Data for this task:
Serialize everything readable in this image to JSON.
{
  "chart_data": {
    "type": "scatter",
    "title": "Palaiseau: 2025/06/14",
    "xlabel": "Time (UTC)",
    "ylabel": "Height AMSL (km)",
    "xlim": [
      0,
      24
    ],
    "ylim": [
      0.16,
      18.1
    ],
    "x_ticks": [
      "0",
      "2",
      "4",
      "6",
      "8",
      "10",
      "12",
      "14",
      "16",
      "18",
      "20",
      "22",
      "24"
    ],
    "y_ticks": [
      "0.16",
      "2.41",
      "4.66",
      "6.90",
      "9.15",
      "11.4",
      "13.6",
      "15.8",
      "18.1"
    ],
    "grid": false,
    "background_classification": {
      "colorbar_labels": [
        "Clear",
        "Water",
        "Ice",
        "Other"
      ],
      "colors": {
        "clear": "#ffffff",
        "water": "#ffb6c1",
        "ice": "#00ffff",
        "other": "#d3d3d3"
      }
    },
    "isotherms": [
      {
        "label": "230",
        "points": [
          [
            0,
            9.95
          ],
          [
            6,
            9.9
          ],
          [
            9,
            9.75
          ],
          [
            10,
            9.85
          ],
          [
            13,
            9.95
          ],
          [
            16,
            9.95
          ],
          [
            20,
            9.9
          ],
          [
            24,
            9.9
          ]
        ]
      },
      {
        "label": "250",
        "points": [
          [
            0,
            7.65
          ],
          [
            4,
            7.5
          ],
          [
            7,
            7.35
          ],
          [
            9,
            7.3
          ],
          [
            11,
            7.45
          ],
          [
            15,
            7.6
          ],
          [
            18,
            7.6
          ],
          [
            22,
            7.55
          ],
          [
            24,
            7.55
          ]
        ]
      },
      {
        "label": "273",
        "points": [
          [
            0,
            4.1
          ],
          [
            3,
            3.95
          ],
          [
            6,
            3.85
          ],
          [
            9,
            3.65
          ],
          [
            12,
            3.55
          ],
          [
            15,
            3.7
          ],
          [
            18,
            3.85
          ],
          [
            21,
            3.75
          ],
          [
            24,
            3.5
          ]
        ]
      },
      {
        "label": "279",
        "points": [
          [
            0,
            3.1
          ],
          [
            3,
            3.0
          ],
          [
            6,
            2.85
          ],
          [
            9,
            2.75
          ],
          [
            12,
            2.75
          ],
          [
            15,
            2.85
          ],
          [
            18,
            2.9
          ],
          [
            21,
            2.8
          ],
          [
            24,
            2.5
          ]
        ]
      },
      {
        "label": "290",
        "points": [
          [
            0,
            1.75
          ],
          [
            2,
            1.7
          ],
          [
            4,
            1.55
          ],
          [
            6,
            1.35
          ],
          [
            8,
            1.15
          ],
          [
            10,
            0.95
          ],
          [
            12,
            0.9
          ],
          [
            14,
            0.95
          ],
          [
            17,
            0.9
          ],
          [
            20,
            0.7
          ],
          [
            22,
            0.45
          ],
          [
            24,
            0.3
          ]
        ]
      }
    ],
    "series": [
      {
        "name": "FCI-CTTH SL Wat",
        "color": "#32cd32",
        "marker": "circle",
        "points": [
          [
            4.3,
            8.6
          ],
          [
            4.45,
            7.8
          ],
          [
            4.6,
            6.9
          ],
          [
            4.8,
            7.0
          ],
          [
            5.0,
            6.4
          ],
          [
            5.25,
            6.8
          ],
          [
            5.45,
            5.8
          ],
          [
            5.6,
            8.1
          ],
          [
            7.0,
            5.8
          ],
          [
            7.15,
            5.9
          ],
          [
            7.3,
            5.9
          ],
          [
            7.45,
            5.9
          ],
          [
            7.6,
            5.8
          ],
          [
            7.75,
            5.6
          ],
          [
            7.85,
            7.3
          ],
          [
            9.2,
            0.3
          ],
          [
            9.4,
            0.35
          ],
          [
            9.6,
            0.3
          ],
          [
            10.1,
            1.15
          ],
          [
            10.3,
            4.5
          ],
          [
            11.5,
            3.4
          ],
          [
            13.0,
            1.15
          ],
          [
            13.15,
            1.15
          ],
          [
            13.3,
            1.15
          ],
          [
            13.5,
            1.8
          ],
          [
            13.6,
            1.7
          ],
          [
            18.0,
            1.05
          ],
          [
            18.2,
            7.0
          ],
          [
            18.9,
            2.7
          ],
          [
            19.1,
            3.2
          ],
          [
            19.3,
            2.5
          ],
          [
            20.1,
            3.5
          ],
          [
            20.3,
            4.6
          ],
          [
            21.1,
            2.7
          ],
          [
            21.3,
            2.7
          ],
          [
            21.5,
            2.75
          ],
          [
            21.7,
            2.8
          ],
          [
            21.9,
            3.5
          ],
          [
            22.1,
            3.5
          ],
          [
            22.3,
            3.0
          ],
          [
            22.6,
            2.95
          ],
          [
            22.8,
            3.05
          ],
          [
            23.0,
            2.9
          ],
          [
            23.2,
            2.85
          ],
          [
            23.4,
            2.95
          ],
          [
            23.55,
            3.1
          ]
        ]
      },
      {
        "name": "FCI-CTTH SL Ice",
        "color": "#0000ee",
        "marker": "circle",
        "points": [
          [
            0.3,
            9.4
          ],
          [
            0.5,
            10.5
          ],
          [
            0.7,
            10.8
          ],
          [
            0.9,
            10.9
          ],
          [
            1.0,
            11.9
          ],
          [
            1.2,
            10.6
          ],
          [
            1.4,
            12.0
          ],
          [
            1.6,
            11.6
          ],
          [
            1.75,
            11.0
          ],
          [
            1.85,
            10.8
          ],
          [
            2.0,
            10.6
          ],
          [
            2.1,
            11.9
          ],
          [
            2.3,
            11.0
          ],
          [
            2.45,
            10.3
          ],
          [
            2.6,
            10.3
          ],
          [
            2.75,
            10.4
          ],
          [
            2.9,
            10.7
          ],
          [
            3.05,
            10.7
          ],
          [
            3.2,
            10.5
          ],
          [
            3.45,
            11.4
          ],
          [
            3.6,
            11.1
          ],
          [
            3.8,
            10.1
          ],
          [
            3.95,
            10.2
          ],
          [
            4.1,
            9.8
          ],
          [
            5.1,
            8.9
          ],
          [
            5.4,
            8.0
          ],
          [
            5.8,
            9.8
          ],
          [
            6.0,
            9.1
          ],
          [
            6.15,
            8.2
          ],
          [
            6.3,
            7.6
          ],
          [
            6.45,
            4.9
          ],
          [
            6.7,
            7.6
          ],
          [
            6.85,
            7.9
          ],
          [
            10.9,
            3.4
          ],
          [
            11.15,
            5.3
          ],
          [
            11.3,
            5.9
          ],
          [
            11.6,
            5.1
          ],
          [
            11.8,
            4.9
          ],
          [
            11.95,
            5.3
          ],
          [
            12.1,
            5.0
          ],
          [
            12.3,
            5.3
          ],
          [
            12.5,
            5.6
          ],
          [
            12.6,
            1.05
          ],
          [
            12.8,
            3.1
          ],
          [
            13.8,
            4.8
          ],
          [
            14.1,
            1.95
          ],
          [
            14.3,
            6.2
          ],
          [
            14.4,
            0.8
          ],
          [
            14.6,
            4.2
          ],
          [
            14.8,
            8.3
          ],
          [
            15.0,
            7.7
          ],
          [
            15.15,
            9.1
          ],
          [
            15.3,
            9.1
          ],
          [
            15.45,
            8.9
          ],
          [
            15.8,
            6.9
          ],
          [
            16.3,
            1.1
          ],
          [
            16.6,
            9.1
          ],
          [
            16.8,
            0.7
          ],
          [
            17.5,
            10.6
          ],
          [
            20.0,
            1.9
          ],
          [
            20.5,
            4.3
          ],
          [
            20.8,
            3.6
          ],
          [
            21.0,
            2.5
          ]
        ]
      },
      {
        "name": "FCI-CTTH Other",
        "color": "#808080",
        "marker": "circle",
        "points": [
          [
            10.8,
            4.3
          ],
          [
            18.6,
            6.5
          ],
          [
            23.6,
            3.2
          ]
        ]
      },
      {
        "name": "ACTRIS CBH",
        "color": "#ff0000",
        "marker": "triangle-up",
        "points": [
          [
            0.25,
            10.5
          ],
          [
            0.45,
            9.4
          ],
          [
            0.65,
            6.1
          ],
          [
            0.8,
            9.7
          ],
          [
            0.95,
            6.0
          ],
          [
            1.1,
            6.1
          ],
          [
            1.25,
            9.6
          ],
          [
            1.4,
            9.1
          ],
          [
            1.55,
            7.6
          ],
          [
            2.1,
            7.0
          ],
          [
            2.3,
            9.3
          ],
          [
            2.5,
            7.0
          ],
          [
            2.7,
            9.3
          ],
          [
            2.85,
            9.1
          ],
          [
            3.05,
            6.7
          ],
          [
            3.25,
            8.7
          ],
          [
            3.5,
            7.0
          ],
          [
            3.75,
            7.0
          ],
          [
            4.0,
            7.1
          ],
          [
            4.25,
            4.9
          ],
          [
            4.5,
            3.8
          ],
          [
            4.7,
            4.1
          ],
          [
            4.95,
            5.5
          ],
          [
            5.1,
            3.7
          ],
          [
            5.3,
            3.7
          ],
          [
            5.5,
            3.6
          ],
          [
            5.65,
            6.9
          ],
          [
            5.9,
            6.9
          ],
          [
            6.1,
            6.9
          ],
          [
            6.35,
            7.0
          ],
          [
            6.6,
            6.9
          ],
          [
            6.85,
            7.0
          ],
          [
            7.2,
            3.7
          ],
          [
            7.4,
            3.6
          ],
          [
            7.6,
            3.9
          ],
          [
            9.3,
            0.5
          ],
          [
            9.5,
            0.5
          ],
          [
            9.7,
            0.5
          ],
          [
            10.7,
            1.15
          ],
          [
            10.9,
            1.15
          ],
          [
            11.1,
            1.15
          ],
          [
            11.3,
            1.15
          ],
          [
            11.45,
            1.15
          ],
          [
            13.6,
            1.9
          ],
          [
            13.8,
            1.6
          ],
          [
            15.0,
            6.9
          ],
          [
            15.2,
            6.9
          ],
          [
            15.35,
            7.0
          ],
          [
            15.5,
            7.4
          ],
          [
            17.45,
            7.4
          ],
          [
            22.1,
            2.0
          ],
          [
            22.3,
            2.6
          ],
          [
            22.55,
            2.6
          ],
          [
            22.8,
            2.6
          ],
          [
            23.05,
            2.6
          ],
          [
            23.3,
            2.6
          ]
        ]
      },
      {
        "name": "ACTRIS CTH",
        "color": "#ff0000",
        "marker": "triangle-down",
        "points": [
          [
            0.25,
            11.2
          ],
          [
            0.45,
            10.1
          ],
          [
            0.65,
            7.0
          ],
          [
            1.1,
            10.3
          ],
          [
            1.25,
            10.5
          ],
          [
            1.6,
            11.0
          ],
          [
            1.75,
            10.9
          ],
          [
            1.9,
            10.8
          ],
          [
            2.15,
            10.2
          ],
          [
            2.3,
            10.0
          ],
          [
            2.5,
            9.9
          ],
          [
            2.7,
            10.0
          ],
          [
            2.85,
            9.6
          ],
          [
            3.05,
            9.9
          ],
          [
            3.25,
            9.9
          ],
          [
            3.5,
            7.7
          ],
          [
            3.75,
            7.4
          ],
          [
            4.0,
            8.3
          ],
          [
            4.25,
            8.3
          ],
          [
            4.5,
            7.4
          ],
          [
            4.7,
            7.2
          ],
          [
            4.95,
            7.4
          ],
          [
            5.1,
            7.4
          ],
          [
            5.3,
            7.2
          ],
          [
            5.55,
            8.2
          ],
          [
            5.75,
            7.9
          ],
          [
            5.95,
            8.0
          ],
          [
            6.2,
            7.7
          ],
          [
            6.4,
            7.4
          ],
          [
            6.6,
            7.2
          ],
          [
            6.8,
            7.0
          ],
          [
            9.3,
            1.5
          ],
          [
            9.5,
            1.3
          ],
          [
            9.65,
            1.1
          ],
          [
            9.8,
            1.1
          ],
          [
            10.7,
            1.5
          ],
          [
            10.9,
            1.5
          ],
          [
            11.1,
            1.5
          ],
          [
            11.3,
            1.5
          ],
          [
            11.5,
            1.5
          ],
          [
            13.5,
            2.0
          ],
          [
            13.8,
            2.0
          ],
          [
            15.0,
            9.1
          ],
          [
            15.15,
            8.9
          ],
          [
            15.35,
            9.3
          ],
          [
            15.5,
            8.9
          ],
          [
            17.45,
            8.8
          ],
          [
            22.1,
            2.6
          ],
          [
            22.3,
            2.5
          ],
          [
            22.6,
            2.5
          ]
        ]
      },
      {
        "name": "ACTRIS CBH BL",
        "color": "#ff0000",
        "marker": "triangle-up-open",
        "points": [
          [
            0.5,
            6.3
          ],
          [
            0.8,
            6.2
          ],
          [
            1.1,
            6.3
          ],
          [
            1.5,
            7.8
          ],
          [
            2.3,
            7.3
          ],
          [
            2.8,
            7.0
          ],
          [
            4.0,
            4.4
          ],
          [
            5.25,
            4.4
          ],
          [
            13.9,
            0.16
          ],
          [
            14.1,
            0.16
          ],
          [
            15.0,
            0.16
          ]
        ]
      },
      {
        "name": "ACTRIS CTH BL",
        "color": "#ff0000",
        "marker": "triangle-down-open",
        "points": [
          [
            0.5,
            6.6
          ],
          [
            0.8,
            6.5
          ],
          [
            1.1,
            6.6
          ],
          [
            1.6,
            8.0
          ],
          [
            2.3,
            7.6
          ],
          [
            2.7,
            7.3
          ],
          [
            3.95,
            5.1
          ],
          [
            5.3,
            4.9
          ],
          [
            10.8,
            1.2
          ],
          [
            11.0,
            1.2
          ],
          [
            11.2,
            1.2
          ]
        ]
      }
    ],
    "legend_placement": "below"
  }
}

Task statement: Extract lines where the string "ACTRIS" occurs.

Solution for this problem:
        "name": "ACTRIS CBH",
        "name": "ACTRIS CTH",
        "name": "ACTRIS CBH BL",
        "name": "ACTRIS CTH BL",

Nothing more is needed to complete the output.